• INPUT ROWS
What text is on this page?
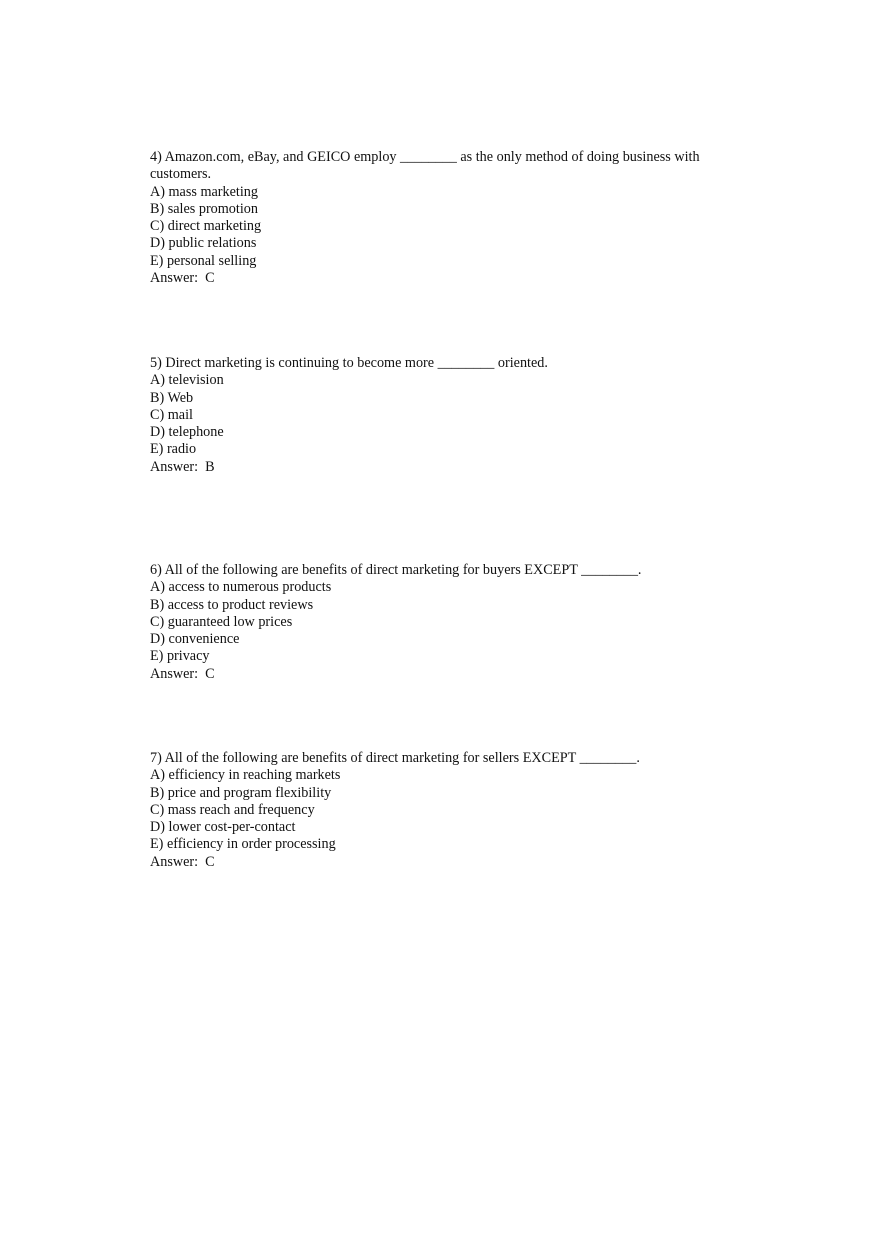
4) Amazon.com, eBay, and GEICO employ ________ as the only method of doing business with
customers.
A) mass marketing
B) sales promotion
C) direct marketing
D) public relations
E) personal selling
Answer:  C
5) Direct marketing is continuing to become more ________ oriented.
A) television
B) Web
C) mail
D) telephone
E) radio
Answer:  B
6) All of the following are benefits of direct marketing for buyers EXCEPT ________.
A) access to numerous products
B) access to product reviews
C) guaranteed low prices
D) convenience
E) privacy
Answer:  C
7) All of the following are benefits of direct marketing for sellers EXCEPT ________.
A) efficiency in reaching markets
B) price and program flexibility
C) mass reach and frequency
D) lower cost-per-contact
E) efficiency in order processing
Answer:  C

• EXERCISE
Copy out all of the data word for word. Do not carry over any picture.

• ANSWER TO THIS TASK
What text is on this page?
4) Amazon.com, eBay, and GEICO employ ________ as the only method of doing business with
customers.
A) mass marketing
B) sales promotion
C) direct marketing
D) public relations
E) personal selling
Answer:  C
5) Direct marketing is continuing to become more ________ oriented.
A) television
B) Web
C) mail
D) telephone
E) radio
Answer:  B
6) All of the following are benefits of direct marketing for buyers EXCEPT ________.
A) access to numerous products
B) access to product reviews
C) guaranteed low prices
D) convenience
E) privacy
Answer:  C
7) All of the following are benefits of direct marketing for sellers EXCEPT ________.
A) efficiency in reaching markets
B) price and program flexibility
C) mass reach and frequency
D) lower cost-per-contact
E) efficiency in order processing
Answer:  C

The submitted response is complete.